Selected text:
== == ==

Systematise the use of skill anticipation information for strategic planning.
Finnish stakeholders conduct a plethora of skill anticipation exercises, yet the mechanisms to translate this information into skill strategy and policy are underdeveloped. The planned parliamentary reform on continuous learning (Finnish Government, 2019[12]) should be used as a forum to review current practices in this area and develop systematic mechanisms by which skill anticipation informs the strategic planning of continuous learning policy. This could include the reinstatement of strategic plans in the area of continuous learning and institutionalising their regular update based on skill anticipation information. Any strategic plan will need to allow flexibility to adapt national level strategy to local labour market needs.
Many OECD economies are thinking about how to better link skill anticipation and strategic planning and it is difficult to point to one single country as an example of good practice across the board. Among countries that are already implementing the use of skills anticipation information in strategy planning the following stand out:
Latvia has set a national strategic objective of increasing the share of students pursuing vocational upper secondary education to 50% by 2020 (compared to 39% in 2017/2018). The target is based on forecasts by the Ministry of Economics showing a shortage of workers with vocational degrees by 2025 (OECD, 2019[52]).
In Estonia, annual reports on changes in labour market developments, labour requirements and the trends driving those changes are prepared under the OSKA skill anticipation system (OSKA, 2019[53]; OSKA, 2018[54]). The Estonian Unemployment Insurance Fund (Eesti Töötukassa) uses this information systematically to set training priorities in the context of active labour market policies.
Harness the capacity of employers to develop training programmes.

== == ==

Entries:
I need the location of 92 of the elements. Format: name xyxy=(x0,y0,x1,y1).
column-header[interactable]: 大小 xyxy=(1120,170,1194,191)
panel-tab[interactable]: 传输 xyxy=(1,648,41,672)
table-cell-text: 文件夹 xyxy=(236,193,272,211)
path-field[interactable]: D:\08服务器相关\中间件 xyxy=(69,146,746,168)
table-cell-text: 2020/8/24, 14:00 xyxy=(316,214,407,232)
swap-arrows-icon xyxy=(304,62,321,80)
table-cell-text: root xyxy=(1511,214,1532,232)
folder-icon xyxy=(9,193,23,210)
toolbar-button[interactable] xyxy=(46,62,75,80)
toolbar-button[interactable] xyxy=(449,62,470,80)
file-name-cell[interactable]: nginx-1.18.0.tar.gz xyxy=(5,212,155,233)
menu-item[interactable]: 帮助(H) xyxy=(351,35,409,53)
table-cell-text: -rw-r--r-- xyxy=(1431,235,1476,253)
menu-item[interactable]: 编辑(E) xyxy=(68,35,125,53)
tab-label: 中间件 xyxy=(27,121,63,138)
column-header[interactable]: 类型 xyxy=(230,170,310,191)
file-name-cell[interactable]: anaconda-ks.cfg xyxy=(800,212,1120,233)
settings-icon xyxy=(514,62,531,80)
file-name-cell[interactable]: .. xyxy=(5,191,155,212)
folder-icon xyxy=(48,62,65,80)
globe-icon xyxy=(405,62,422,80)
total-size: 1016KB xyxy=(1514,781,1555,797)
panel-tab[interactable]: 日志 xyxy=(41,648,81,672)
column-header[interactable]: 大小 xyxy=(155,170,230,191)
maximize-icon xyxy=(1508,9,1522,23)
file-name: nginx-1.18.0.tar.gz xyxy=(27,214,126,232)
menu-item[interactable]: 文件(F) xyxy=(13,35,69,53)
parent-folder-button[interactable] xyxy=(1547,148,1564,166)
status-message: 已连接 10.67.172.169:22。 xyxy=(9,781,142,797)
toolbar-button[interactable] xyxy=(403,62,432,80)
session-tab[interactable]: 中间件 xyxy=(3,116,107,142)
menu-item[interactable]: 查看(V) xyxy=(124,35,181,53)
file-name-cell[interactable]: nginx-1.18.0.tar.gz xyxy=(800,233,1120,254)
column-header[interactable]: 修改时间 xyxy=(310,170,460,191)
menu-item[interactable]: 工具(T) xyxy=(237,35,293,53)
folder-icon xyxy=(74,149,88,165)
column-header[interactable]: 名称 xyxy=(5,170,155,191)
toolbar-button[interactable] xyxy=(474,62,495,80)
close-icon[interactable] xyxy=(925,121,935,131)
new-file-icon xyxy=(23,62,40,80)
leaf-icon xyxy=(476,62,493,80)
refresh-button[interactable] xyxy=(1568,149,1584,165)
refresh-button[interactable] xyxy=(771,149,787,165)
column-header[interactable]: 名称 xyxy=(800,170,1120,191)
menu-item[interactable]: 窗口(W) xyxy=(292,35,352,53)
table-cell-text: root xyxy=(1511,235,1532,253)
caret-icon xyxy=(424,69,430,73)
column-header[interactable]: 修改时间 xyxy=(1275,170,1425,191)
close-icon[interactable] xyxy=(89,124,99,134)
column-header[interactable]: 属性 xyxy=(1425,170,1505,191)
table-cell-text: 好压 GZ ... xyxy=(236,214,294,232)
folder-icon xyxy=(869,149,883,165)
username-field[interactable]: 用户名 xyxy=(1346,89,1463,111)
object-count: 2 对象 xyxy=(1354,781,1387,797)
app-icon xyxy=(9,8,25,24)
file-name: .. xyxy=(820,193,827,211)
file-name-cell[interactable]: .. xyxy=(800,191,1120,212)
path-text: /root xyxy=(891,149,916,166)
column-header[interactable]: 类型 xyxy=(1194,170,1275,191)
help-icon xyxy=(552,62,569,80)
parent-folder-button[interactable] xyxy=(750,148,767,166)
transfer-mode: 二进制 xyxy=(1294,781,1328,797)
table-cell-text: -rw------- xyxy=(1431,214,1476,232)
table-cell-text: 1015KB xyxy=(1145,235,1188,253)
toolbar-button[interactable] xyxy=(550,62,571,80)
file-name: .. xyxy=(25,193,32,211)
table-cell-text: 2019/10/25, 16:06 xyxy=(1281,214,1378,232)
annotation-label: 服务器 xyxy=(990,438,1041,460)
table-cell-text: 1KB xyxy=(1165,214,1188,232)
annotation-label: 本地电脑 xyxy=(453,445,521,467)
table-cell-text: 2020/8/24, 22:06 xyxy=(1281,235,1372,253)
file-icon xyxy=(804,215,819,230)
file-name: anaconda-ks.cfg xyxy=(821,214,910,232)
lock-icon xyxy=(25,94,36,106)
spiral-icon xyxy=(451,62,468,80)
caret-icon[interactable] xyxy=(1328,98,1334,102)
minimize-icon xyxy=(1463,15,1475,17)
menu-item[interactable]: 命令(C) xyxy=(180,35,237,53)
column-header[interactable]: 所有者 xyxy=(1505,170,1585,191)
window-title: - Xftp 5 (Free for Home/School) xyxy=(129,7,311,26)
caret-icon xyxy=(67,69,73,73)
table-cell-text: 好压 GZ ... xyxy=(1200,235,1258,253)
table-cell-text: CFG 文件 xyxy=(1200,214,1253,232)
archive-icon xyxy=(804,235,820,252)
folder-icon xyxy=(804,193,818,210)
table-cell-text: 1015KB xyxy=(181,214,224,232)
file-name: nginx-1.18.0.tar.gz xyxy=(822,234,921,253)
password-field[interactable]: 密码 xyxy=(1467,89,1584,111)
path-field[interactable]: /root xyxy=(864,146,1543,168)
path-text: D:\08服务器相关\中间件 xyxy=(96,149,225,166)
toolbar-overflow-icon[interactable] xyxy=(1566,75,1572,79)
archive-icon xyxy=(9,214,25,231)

== == ==

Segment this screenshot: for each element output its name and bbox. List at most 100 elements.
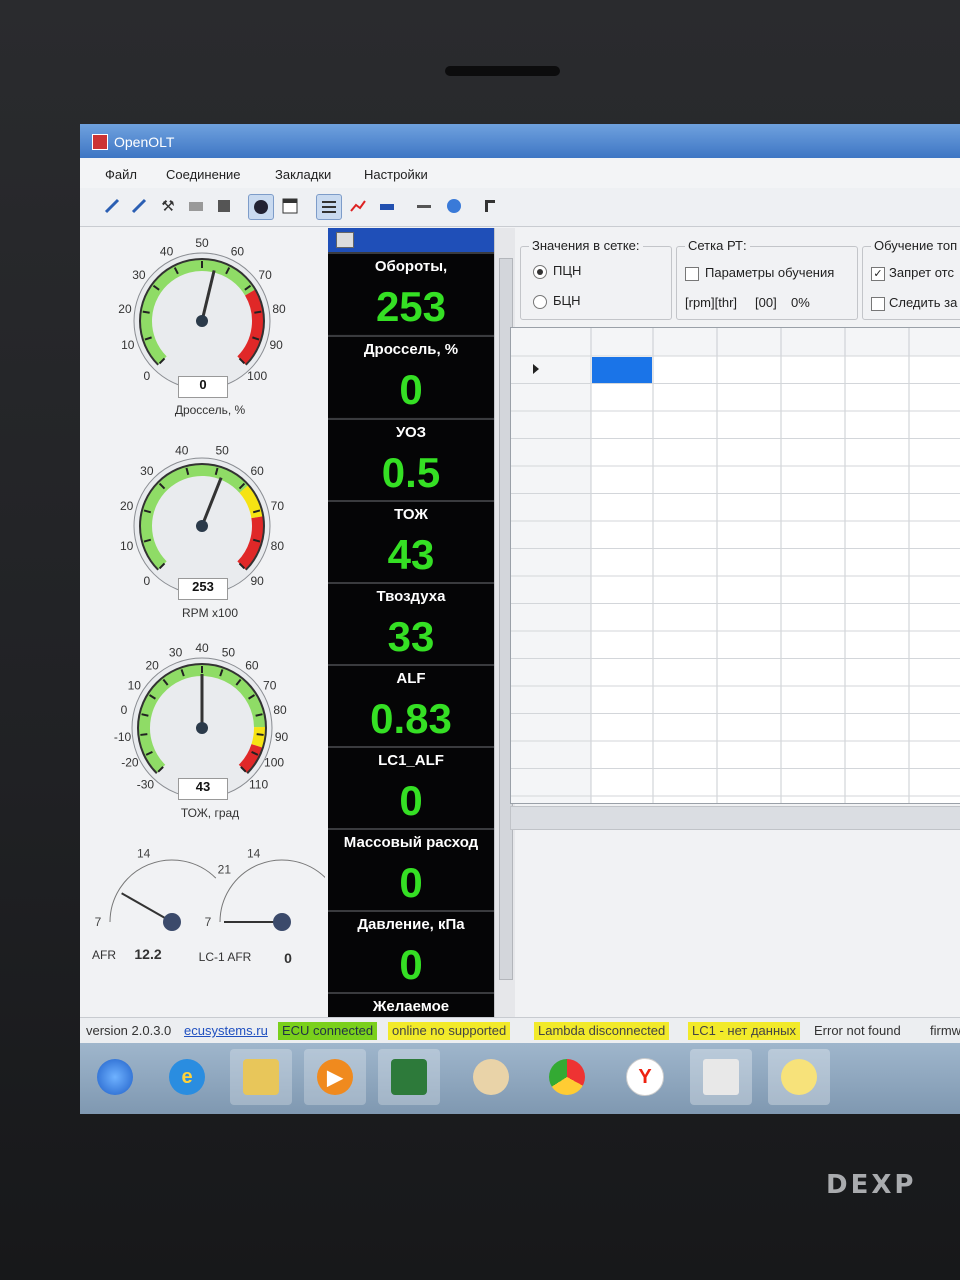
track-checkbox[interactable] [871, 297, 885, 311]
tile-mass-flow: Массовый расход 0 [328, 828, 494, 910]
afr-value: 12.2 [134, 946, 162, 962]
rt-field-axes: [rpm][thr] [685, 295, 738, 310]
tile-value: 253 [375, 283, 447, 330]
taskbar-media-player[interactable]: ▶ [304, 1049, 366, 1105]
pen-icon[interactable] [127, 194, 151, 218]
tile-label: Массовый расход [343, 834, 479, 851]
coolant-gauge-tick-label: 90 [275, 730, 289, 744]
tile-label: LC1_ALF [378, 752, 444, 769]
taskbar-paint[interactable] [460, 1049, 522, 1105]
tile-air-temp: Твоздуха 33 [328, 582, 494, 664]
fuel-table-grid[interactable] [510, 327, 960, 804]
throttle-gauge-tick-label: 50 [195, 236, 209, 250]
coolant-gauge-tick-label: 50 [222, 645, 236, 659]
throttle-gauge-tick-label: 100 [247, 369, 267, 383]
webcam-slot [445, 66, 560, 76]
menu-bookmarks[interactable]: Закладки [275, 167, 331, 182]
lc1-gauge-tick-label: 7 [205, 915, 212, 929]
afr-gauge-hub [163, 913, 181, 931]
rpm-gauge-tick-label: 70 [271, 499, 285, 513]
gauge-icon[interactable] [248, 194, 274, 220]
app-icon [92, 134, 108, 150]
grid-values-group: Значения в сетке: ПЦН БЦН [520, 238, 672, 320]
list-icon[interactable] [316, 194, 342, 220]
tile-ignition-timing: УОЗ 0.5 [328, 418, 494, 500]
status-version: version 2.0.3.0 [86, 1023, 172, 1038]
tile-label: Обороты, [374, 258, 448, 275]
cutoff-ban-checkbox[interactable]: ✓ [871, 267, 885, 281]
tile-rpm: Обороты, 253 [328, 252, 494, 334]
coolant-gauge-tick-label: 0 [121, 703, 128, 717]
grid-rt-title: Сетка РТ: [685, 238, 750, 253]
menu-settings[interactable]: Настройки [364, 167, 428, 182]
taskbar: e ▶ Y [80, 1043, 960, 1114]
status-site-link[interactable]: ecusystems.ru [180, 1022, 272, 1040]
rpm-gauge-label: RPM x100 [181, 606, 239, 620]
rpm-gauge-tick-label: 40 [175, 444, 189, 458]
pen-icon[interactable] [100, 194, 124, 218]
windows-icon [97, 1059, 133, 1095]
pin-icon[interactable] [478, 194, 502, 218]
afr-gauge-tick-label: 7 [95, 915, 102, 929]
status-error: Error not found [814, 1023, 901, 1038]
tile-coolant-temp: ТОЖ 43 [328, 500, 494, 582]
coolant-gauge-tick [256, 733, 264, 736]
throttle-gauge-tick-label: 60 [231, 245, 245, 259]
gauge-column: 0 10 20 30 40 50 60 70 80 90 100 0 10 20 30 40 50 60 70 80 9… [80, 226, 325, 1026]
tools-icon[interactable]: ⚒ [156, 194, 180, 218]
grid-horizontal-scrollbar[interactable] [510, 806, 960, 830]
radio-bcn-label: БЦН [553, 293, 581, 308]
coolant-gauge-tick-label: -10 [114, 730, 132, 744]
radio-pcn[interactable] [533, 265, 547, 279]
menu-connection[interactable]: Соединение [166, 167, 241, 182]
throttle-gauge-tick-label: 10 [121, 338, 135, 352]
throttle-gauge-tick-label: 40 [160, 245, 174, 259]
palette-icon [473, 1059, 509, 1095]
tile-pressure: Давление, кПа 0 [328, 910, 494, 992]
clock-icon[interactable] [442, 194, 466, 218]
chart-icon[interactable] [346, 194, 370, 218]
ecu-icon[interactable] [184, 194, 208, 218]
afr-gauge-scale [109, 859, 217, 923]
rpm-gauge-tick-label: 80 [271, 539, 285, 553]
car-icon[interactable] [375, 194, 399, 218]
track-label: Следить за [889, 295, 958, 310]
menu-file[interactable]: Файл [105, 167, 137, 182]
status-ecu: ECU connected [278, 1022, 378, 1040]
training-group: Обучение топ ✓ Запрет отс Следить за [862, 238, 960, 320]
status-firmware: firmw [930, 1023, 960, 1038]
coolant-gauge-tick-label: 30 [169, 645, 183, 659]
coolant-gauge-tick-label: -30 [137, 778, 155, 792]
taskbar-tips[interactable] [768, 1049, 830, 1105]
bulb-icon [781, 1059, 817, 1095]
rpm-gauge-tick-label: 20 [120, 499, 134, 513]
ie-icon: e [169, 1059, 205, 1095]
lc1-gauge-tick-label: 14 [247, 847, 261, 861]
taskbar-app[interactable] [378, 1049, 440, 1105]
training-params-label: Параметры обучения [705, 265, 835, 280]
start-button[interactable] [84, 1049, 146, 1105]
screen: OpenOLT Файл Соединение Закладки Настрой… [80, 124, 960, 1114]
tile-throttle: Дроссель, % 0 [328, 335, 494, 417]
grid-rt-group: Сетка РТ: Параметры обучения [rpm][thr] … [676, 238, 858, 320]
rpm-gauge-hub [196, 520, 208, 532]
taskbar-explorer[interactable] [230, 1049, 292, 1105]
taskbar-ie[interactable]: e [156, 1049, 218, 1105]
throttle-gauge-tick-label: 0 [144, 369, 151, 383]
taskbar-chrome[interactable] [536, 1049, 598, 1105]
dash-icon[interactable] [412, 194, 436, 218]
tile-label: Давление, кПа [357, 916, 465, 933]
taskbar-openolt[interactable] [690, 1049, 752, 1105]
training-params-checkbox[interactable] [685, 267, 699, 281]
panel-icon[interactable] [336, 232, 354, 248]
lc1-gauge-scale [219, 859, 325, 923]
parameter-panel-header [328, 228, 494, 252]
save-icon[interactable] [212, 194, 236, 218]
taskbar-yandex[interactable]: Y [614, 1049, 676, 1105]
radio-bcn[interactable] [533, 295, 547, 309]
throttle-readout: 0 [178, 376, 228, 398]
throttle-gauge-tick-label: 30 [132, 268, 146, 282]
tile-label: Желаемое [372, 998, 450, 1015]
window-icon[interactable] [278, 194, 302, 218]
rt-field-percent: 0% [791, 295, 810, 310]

== == ==

Instruction 1:
From the text on skill anticipation, quote the part that begins at the words "In Estonia, annual" and ends after the words "develop training programmes.".
Instruction 2:
Give every source citation that appears in parentheses in the text on skill anticipation.

Written response 1:
In Estonia, annual reports on changes in labour market developments, labour requirements and the trends driving those changes are prepared under the OSKA skill anticipation system (OSKA, 2019[53]; OSKA, 2018[54]). The Estonian Unemployment Insurance Fund (Eesti Töötukassa) uses this information systematically to set training priorities in the context of active labour market policies.
Harness the capacity of employers to develop training programmes.

Written response 2:
(Finnish Government, 2019[12])
(OECD, 2019[52])
(OSKA, 2019[53])
(OSKA, 2018[54])